**Problem requirements**
Your task is to repeat all of the material exactly.

::::::

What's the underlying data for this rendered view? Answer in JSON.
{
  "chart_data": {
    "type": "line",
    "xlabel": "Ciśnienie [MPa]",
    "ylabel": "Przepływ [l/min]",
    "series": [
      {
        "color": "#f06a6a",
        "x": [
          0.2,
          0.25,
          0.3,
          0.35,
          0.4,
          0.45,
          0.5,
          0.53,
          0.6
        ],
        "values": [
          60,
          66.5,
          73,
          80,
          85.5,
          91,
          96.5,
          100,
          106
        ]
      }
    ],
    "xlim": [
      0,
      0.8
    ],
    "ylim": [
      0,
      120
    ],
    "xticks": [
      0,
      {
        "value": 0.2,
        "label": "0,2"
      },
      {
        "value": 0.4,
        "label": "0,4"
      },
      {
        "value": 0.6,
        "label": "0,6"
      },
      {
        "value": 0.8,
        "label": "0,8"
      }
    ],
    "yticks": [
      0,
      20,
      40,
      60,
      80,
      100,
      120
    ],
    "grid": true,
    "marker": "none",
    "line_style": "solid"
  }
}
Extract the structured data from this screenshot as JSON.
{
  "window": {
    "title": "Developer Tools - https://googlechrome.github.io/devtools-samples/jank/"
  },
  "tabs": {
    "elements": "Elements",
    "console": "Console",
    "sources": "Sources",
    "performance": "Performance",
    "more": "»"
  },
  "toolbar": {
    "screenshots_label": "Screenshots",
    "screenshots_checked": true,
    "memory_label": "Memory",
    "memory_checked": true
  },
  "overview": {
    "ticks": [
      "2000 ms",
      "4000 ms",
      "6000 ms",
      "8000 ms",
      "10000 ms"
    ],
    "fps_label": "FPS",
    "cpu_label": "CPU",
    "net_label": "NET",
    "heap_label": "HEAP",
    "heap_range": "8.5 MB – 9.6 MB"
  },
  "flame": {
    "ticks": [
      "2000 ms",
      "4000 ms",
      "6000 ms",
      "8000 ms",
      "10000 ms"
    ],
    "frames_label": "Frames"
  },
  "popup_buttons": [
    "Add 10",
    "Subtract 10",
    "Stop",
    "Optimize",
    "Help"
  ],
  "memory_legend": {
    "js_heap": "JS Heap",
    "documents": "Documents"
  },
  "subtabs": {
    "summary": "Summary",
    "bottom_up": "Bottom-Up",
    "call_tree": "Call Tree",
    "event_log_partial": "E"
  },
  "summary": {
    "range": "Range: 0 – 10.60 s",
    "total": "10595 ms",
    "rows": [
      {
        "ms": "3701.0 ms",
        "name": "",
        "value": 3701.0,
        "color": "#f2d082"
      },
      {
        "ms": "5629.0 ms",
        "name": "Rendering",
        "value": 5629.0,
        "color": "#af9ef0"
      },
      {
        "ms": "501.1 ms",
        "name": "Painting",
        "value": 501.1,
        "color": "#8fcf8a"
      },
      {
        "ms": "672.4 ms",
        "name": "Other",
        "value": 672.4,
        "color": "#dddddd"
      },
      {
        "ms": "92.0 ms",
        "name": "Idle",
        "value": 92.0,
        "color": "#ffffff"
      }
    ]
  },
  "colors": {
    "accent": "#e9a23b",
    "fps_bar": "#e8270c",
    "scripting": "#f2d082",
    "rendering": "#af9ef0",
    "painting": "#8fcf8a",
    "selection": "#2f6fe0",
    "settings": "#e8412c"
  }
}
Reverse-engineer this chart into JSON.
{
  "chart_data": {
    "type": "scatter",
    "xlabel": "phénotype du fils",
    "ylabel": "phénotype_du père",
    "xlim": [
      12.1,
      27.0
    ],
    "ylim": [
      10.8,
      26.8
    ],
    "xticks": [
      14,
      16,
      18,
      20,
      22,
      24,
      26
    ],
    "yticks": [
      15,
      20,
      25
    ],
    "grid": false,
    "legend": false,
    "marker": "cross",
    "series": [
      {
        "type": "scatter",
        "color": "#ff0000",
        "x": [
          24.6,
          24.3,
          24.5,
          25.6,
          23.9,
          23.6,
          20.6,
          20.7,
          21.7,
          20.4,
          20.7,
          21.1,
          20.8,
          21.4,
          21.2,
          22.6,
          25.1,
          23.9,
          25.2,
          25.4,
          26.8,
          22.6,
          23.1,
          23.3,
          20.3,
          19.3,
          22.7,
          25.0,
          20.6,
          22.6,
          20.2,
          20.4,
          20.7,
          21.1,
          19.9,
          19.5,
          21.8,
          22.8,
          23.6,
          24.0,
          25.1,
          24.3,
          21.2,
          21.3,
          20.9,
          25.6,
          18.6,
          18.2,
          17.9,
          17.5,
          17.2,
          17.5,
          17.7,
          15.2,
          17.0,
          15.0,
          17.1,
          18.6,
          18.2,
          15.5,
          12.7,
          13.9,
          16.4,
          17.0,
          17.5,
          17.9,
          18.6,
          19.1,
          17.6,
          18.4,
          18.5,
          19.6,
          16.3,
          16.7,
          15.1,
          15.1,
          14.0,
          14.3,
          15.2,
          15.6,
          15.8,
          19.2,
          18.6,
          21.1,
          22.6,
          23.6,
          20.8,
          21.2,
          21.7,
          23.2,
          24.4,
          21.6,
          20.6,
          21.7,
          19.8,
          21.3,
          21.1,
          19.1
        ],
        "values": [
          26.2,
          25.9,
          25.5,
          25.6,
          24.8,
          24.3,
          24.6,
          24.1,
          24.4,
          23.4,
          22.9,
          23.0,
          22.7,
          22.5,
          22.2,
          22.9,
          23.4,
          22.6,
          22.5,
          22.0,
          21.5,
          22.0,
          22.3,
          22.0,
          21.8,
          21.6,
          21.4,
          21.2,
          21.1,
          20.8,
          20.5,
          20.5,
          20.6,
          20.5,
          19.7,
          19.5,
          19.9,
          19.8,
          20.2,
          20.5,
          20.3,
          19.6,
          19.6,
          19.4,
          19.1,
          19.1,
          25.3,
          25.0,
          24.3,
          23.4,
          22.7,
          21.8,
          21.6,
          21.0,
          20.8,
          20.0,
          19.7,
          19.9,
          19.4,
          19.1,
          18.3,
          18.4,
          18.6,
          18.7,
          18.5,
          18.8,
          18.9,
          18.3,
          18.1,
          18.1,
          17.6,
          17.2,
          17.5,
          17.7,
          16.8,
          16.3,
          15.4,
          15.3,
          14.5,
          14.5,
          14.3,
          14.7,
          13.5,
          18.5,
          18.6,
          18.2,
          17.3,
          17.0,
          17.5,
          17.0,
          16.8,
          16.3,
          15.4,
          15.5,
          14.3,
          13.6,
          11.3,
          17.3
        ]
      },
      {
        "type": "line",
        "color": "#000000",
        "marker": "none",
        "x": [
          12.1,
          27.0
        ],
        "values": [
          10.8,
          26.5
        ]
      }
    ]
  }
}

::::::

**Expected output**
What's the underlying data for this rendered view? Answer in JSON.
{
  "chart_data": {
    "type": "line",
    "xlabel": "Ciśnienie [MPa]",
    "ylabel": "Przepływ [l/min]",
    "series": [
      {
        "color": "#f06a6a",
        "x": [
          0.2,
          0.25,
          0.3,
          0.35,
          0.4,
          0.45,
          0.5,
          0.53,
          0.6
        ],
        "values": [
          60,
          66.5,
          73,
          80,
          85.5,
          91,
          96.5,
          100,
          106
        ]
      }
    ],
    "xlim": [
      0,
      0.8
    ],
    "ylim": [
      0,
      120
    ],
    "xticks": [
      0,
      {
        "value": 0.2,
        "label": "0,2"
      },
      {
        "value": 0.4,
        "label": "0,4"
      },
      {
        "value": 0.6,
        "label": "0,6"
      },
      {
        "value": 0.8,
        "label": "0,8"
      }
    ],
    "yticks": [
      0,
      20,
      40,
      60,
      80,
      100,
      120
    ],
    "grid": true,
    "marker": "none",
    "line_style": "solid"
  }
}
Extract the structured data from this screenshot as JSON.
{
  "window": {
    "title": "Developer Tools - https://googlechrome.github.io/devtools-samples/jank/"
  },
  "tabs": {
    "elements": "Elements",
    "console": "Console",
    "sources": "Sources",
    "performance": "Performance",
    "more": "»"
  },
  "toolbar": {
    "screenshots_label": "Screenshots",
    "screenshots_checked": true,
    "memory_label": "Memory",
    "memory_checked": true
  },
  "overview": {
    "ticks": [
      "2000 ms",
      "4000 ms",
      "6000 ms",
      "8000 ms",
      "10000 ms"
    ],
    "fps_label": "FPS",
    "cpu_label": "CPU",
    "net_label": "NET",
    "heap_label": "HEAP",
    "heap_range": "8.5 MB – 9.6 MB"
  },
  "flame": {
    "ticks": [
      "2000 ms",
      "4000 ms",
      "6000 ms",
      "8000 ms",
      "10000 ms"
    ],
    "frames_label": "Frames"
  },
  "popup_buttons": [
    "Add 10",
    "Subtract 10",
    "Stop",
    "Optimize",
    "Help"
  ],
  "memory_legend": {
    "js_heap": "JS Heap",
    "documents": "Documents"
  },
  "subtabs": {
    "summary": "Summary",
    "bottom_up": "Bottom-Up",
    "call_tree": "Call Tree",
    "event_log_partial": "E"
  },
  "summary": {
    "range": "Range: 0 – 10.60 s",
    "total": "10595 ms",
    "rows": [
      {
        "ms": "3701.0 ms",
        "name": "",
        "value": 3701.0,
        "color": "#f2d082"
      },
      {
        "ms": "5629.0 ms",
        "name": "Rendering",
        "value": 5629.0,
        "color": "#af9ef0"
      },
      {
        "ms": "501.1 ms",
        "name": "Painting",
        "value": 501.1,
        "color": "#8fcf8a"
      },
      {
        "ms": "672.4 ms",
        "name": "Other",
        "value": 672.4,
        "color": "#dddddd"
      },
      {
        "ms": "92.0 ms",
        "name": "Idle",
        "value": 92.0,
        "color": "#ffffff"
      }
    ]
  },
  "colors": {
    "accent": "#e9a23b",
    "fps_bar": "#e8270c",
    "scripting": "#f2d082",
    "rendering": "#af9ef0",
    "painting": "#8fcf8a",
    "selection": "#2f6fe0",
    "settings": "#e8412c"
  }
}
Reverse-engineer this chart into JSON.
{
  "chart_data": {
    "type": "scatter",
    "xlabel": "phénotype du fils",
    "ylabel": "phénotype_du père",
    "xlim": [
      12.1,
      27.0
    ],
    "ylim": [
      10.8,
      26.8
    ],
    "xticks": [
      14,
      16,
      18,
      20,
      22,
      24,
      26
    ],
    "yticks": [
      15,
      20,
      25
    ],
    "grid": false,
    "legend": false,
    "marker": "cross",
    "series": [
      {
        "type": "scatter",
        "color": "#ff0000",
        "x": [
          24.6,
          24.3,
          24.5,
          25.6,
          23.9,
          23.6,
          20.6,
          20.7,
          21.7,
          20.4,
          20.7,
          21.1,
          20.8,
          21.4,
          21.2,
          22.6,
          25.1,
          23.9,
          25.2,
          25.4,
          26.8,
          22.6,
          23.1,
          23.3,
          20.3,
          19.3,
          22.7,
          25.0,
          20.6,
          22.6,
          20.2,
          20.4,
          20.7,
          21.1,
          19.9,
          19.5,
          21.8,
          22.8,
          23.6,
          24.0,
          25.1,
          24.3,
          21.2,
          21.3,
          20.9,
          25.6,
          18.6,
          18.2,
          17.9,
          17.5,
          17.2,
          17.5,
          17.7,
          15.2,
          17.0,
          15.0,
          17.1,
          18.6,
          18.2,
          15.5,
          12.7,
          13.9,
          16.4,
          17.0,
          17.5,
          17.9,
          18.6,
          19.1,
          17.6,
          18.4,
          18.5,
          19.6,
          16.3,
          16.7,
          15.1,
          15.1,
          14.0,
          14.3,
          15.2,
          15.6,
          15.8,
          19.2,
          18.6,
          21.1,
          22.6,
          23.6,
          20.8,
          21.2,
          21.7,
          23.2,
          24.4,
          21.6,
          20.6,
          21.7,
          19.8,
          21.3,
          21.1,
          19.1
        ],
        "values": [
          26.2,
          25.9,
          25.5,
          25.6,
          24.8,
          24.3,
          24.6,
          24.1,
          24.4,
          23.4,
          22.9,
          23.0,
          22.7,
          22.5,
          22.2,
          22.9,
          23.4,
          22.6,
          22.5,
          22.0,
          21.5,
          22.0,
          22.3,
          22.0,
          21.8,
          21.6,
          21.4,
          21.2,
          21.1,
          20.8,
          20.5,
          20.5,
          20.6,
          20.5,
          19.7,
          19.5,
          19.9,
          19.8,
          20.2,
          20.5,
          20.3,
          19.6,
          19.6,
          19.4,
          19.1,
          19.1,
          25.3,
          25.0,
          24.3,
          23.4,
          22.7,
          21.8,
          21.6,
          21.0,
          20.8,
          20.0,
          19.7,
          19.9,
          19.4,
          19.1,
          18.3,
          18.4,
          18.6,
          18.7,
          18.5,
          18.8,
          18.9,
          18.3,
          18.1,
          18.1,
          17.6,
          17.2,
          17.5,
          17.7,
          16.8,
          16.3,
          15.4,
          15.3,
          14.5,
          14.5,
          14.3,
          14.7,
          13.5,
          18.5,
          18.6,
          18.2,
          17.3,
          17.0,
          17.5,
          17.0,
          16.8,
          16.3,
          15.4,
          15.5,
          14.3,
          13.6,
          11.3,
          17.3
        ]
      },
      {
        "type": "line",
        "color": "#000000",
        "marker": "none",
        "x": [
          12.1,
          27.0
        ],
        "values": [
          10.8,
          26.5
        ]
      }
    ]
  }
}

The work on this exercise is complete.